** Текст **
Ольга
Седакова
Памяти
Сергея Сергеевича Аверинцева
О памяти
человека обычно начинают говорить тогда, когда он уходит от нас. Но в действительности не смерть -
начало этой памяти: мы живем,
окруженные памятью о себе, мы ее вырабатываем. Эта прижизненная память
называется "доброе имя" и значит для современников так много, что они
вряд ли могут отдать себе в этом отчет. С особенной силой это относится к
Сергею Сергеевичу Аверинцеву. Память о его присутствии составляла важнейшую
часть нашей жизни уже долгие, долгие годы. Я говорю "нашей", оставляя
за читателем право присоединиться или нет к этому "мы". Ожидание
новых работ Аверинцева, его новых высказываний, его точного и открытого слова,
обеспеченного, как, я думаю, ни у кого из тех, кто говорит у нас публично.
Обеспеченного добросовестным широчайшим знанием, сердечным опытом, умственным
трудом, верностью (это любимое слово Аверинцева) - верностью чему? Заданию
человека, которое он хорошо понимал: он знал, что за это отдают жизнь:
За гремучую доблесть минувших веков,
За высокое племя людей.
Этого
слова мы больше не услышим. В отсутствии Аверинцева начинается другая жизнь.
Для меня, во всяком случае, это так. Нужно признать, что отчасти эта другая
жизнь уже началась - лет десять тому назад, с его удалением из наших долгот. Но
как отчасти! Вена, что ни говори, расположена на этом свете.
Память о
том, что есть Аверинцев, что мы с ним участвуем в одной жизни, эта память
утешала и ободряла: здесь, сейчас, при нас продолжается праздник мысли, и,
стало быть, в нашем отечестве и в мире не все пропало. Эта память возвращала
вещам их истинную меру: "Безумие!" "Безумцы!" - говорил не
то чтобы гневно, скорее изумленно, глядя на окружающую суету, на готовность
коллег и знакомых влипнуть во что угодно ради мгновенной выгоды или пресловутой
"необходимости" (что, дескать, поделаешь, "так нужно"). Эта
память внушала надежду на то, что все, что ты сделаешь стоящего, будет замечено
и понято (как замечательно сказала об этом Н.В.Брагинская: "умер великий
русский читатель") - и все безответственное не пройдет незамеченным. Да,
это тоже надежда: надежда на то, что кому-то важно, чтобы ты не утратил своего
достоинства. Без такого страха обидеть кого-то собственной глупостью или
низостью наступает самое тяжелое одиночество.

** Задача A **
Какое слово текст памяти Аверинцева называет любимым словом Аверинцева?
** Задача B **
Продолжите текст памяти Аверинцева, начиная сразу после его последней фразы.

** Материал **

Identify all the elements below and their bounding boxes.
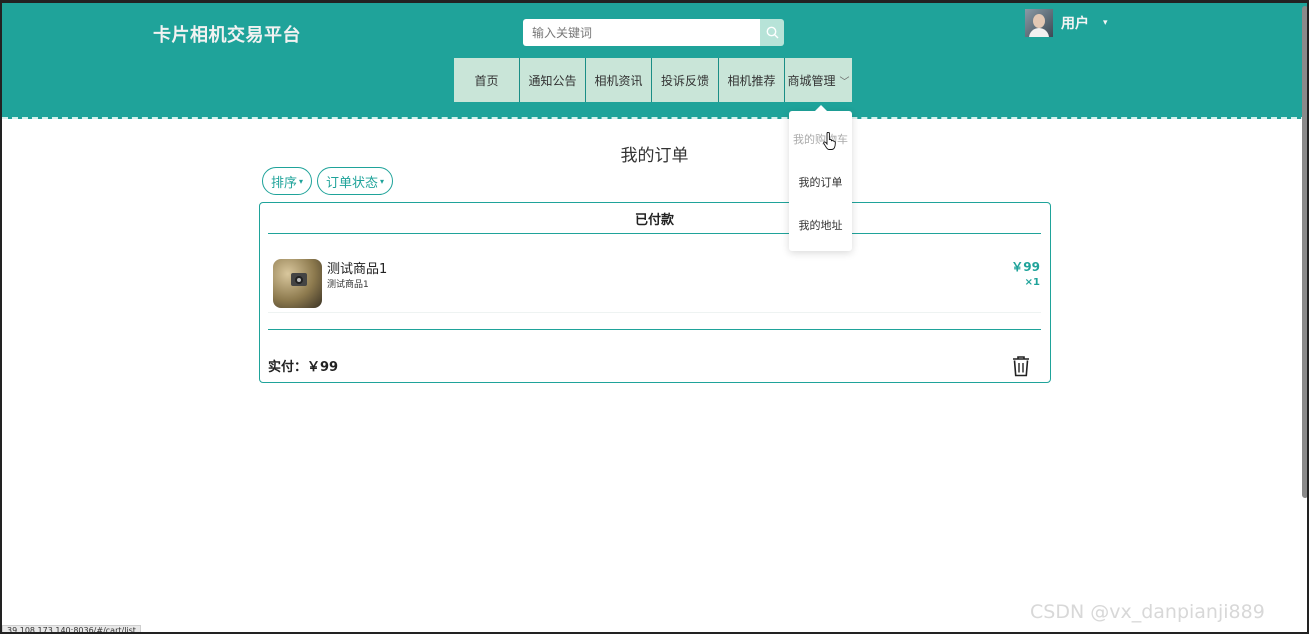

** Ответ A **
Верность.

** Ответ B **
Память
Аверинцева - память (повторяя легендарные слова Императора Николая I о Пушкине)
"умнейшего человека в России". Память об уме здравом, ничем не
искаженном, дружественном бытию, сердечном (бессердечность,
"безутробие" и глупость - синонимы в библейском языке), веселом
(игра, веселость, входит в образ Софии Премудрости Божией, как он часто
напоминал) и поэтичном (он хорошо помнил, что в своем начале, в своей
псалмической простоте богословие - не дискурсивно изложенная доктрина, а
поэзия). Память об уме, которому открыты широчайшие перспективы человеческой
культуры и то, что ею движет: образ человека мыслящего, человека действующего,
"человека словесного" - человека, которого любит Бог.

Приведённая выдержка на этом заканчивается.